[Figure data in JSON]
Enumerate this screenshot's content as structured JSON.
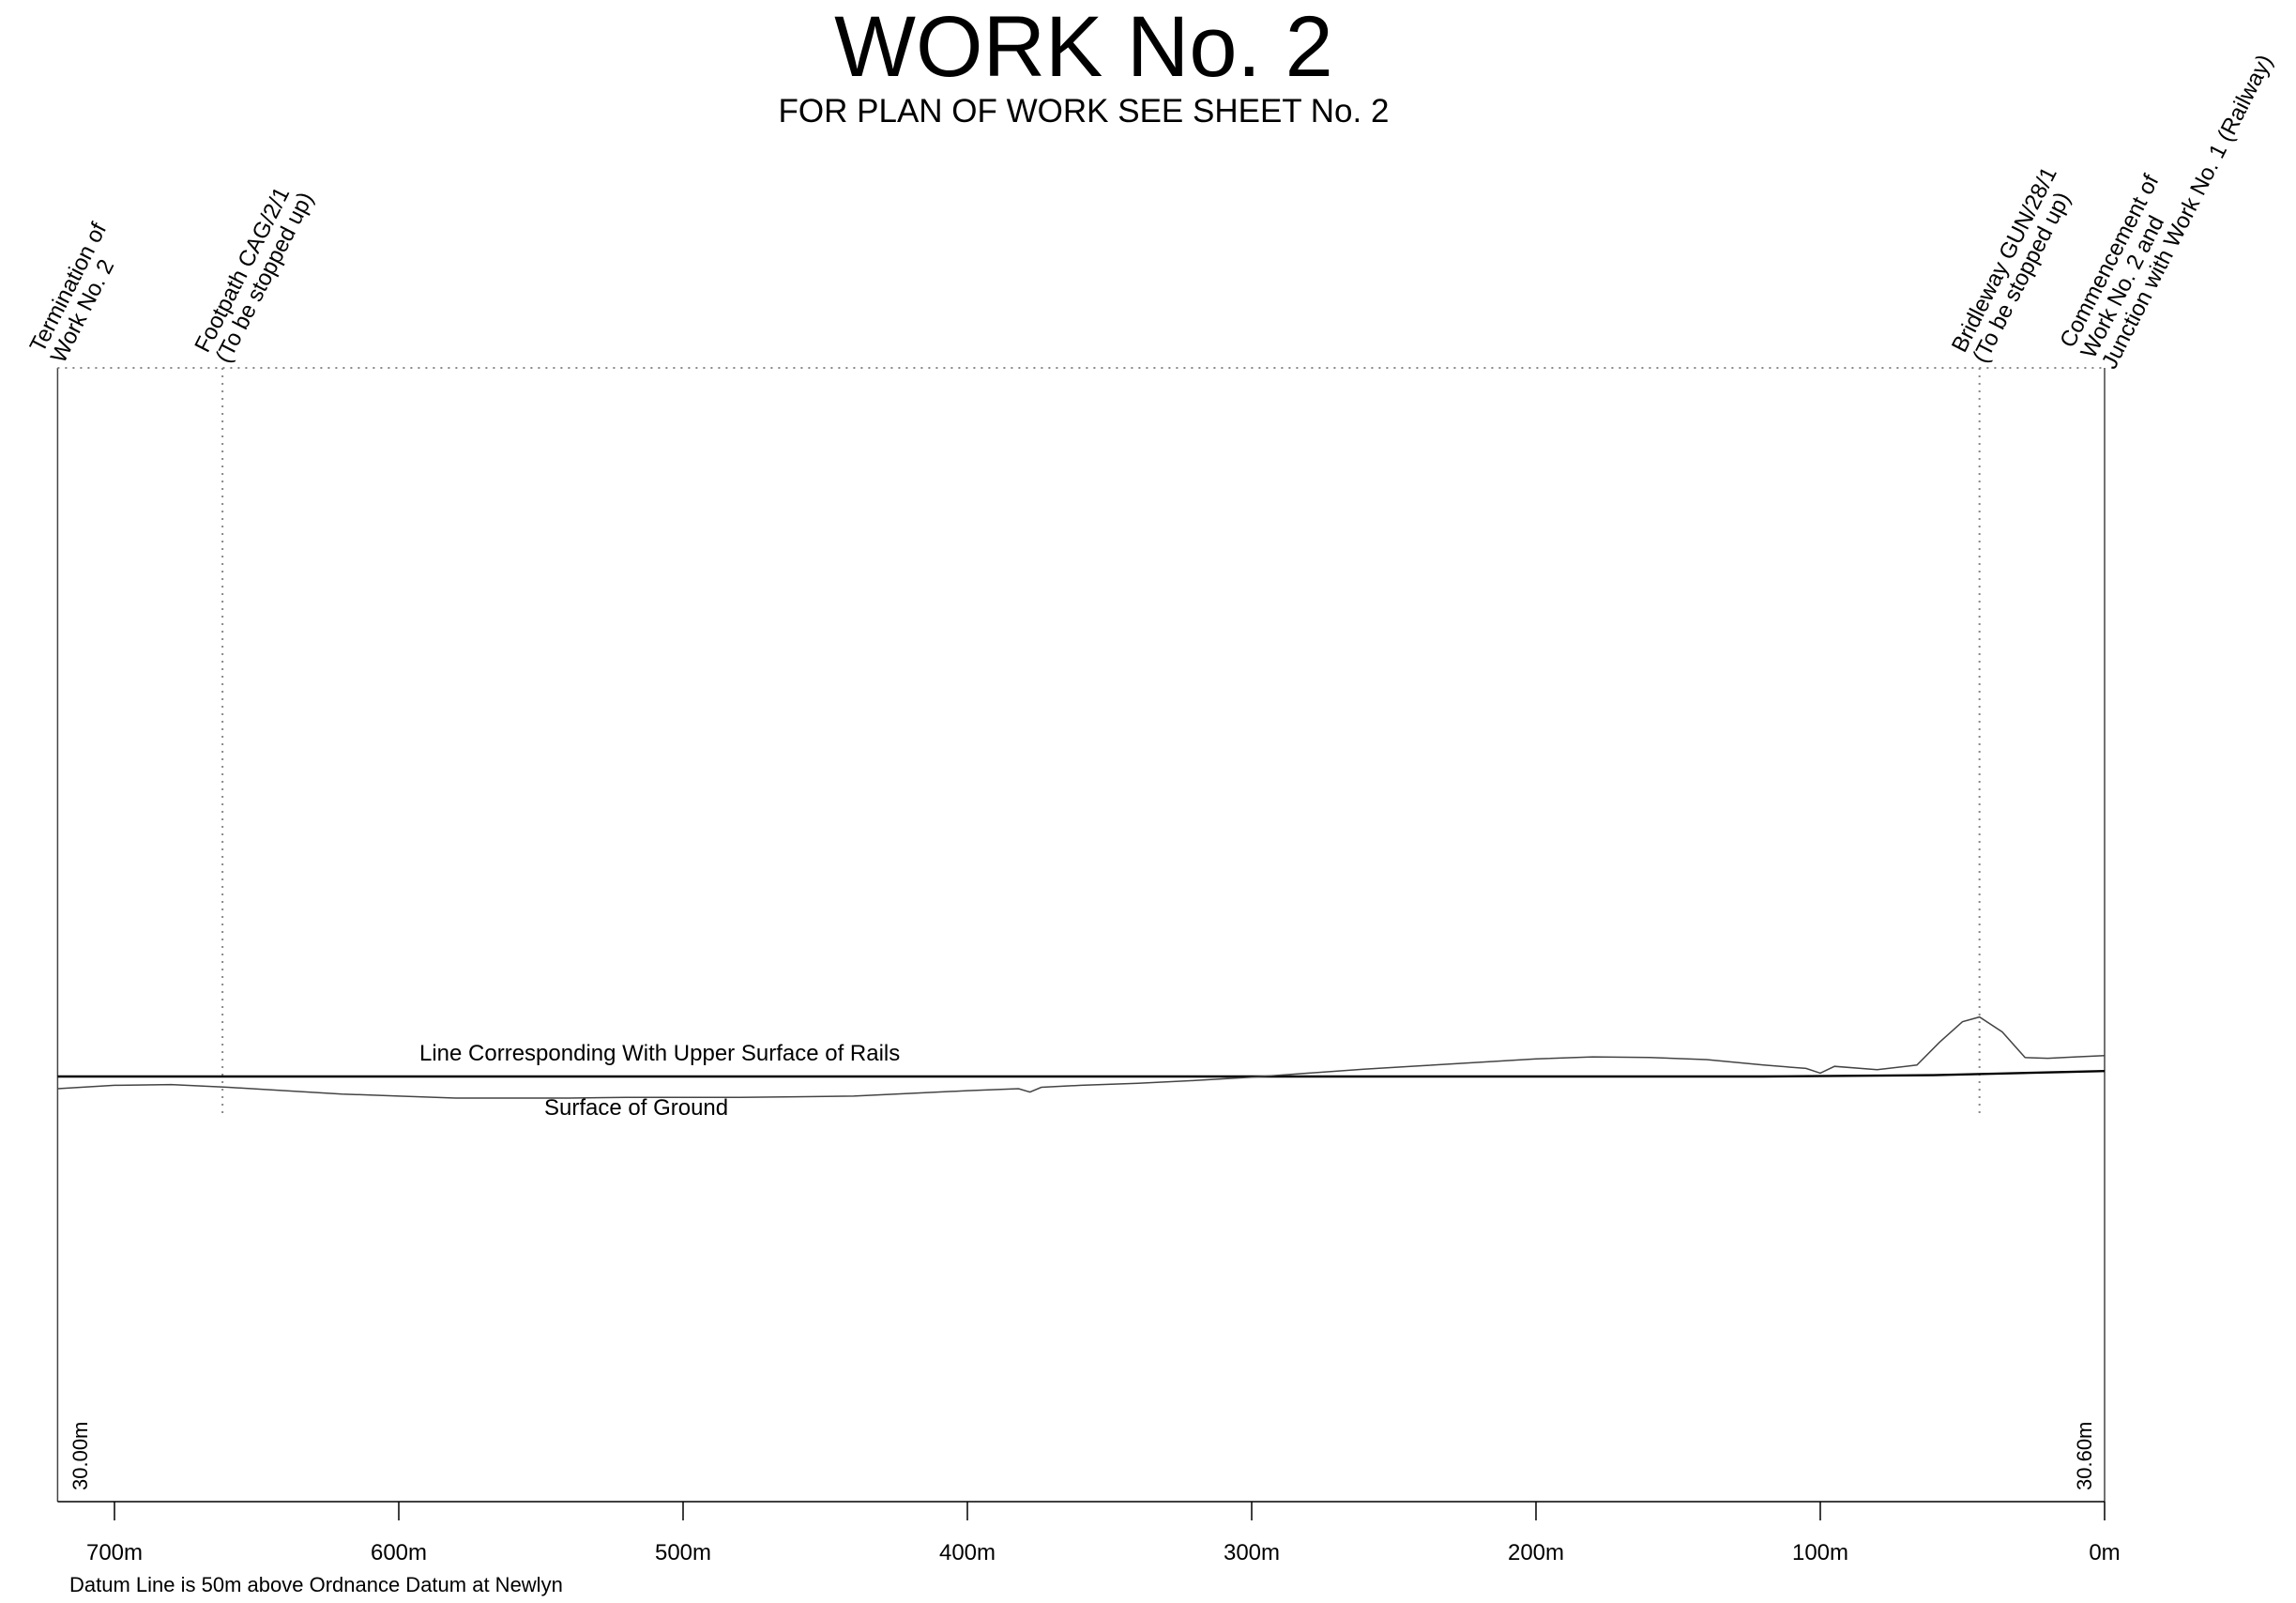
{
  "title": "WORK No. 2",
  "subtitle": "FOR PLAN OF WORK SEE SHEET No. 2",
  "colors": {
    "line": "#000000",
    "guide": "#888888",
    "ground": "#444444"
  },
  "profile": {
    "chainage_max": 720,
    "x_axis_direction": "right-to-left",
    "ticks": [
      {
        "value": 700,
        "label": "700m"
      },
      {
        "value": 600,
        "label": "600m"
      },
      {
        "value": 500,
        "label": "500m"
      },
      {
        "value": 400,
        "label": "400m"
      },
      {
        "value": 300,
        "label": "300m"
      },
      {
        "value": 200,
        "label": "200m"
      },
      {
        "value": 100,
        "label": "100m"
      },
      {
        "value": 0,
        "label": "0m"
      }
    ],
    "left_level": "30.00m",
    "right_level": "30.60m",
    "datum_note": "Datum Line is 50m above Ordnance Datum at Newlyn",
    "rails_label": "Line Corresponding With Upper Surface of Rails",
    "ground_label": "Surface of Ground",
    "markers": [
      {
        "chainage": 720,
        "lines": [
          "Termination of",
          "Work No. 2"
        ]
      },
      {
        "chainage": 662,
        "lines": [
          "Footpath CAG/2/1",
          "(To be stopped up)"
        ]
      },
      {
        "chainage": 44,
        "lines": [
          "Bridleway GUN/28/1",
          "(To be stopped up)"
        ]
      },
      {
        "chainage": 0,
        "lines": [
          "Commencement of",
          "Work No. 2 and",
          "Junction with Work No. 1 (Railway)"
        ]
      }
    ],
    "rails": [
      [
        720,
        38.2
      ],
      [
        120,
        38.2
      ],
      [
        60,
        38.4
      ],
      [
        0,
        39.0
      ]
    ],
    "ground": [
      [
        720,
        36.4
      ],
      [
        700,
        36.9
      ],
      [
        680,
        37.0
      ],
      [
        660,
        36.6
      ],
      [
        640,
        36.1
      ],
      [
        620,
        35.6
      ],
      [
        600,
        35.3
      ],
      [
        580,
        35.0
      ],
      [
        560,
        35.0
      ],
      [
        540,
        35.0
      ],
      [
        520,
        35.1
      ],
      [
        500,
        35.1
      ],
      [
        480,
        35.1
      ],
      [
        460,
        35.2
      ],
      [
        440,
        35.3
      ],
      [
        420,
        35.7
      ],
      [
        400,
        36.1
      ],
      [
        382,
        36.4
      ],
      [
        378,
        35.9
      ],
      [
        374,
        36.6
      ],
      [
        360,
        36.9
      ],
      [
        340,
        37.2
      ],
      [
        320,
        37.6
      ],
      [
        300,
        38.1
      ],
      [
        280,
        38.7
      ],
      [
        260,
        39.3
      ],
      [
        240,
        39.8
      ],
      [
        220,
        40.3
      ],
      [
        200,
        40.8
      ],
      [
        180,
        41.1
      ],
      [
        160,
        41.0
      ],
      [
        140,
        40.7
      ],
      [
        120,
        39.9
      ],
      [
        105,
        39.4
      ],
      [
        100,
        38.7
      ],
      [
        95,
        39.7
      ],
      [
        80,
        39.2
      ],
      [
        66,
        39.9
      ],
      [
        58,
        43.3
      ],
      [
        50,
        46.3
      ],
      [
        44,
        47.0
      ],
      [
        36,
        44.8
      ],
      [
        28,
        41.0
      ],
      [
        20,
        40.9
      ],
      [
        10,
        41.1
      ],
      [
        0,
        41.3
      ]
    ]
  }
}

*WHAT YOU SHOULD DO*
For each line above that contains the word "value", copy that line.

*TASK SOLUTION*
        "value": 700,
        "value": 600,
        "value": 500,
        "value": 400,
        "value": 300,
        "value": 200,
        "value": 100,
        "value": 0,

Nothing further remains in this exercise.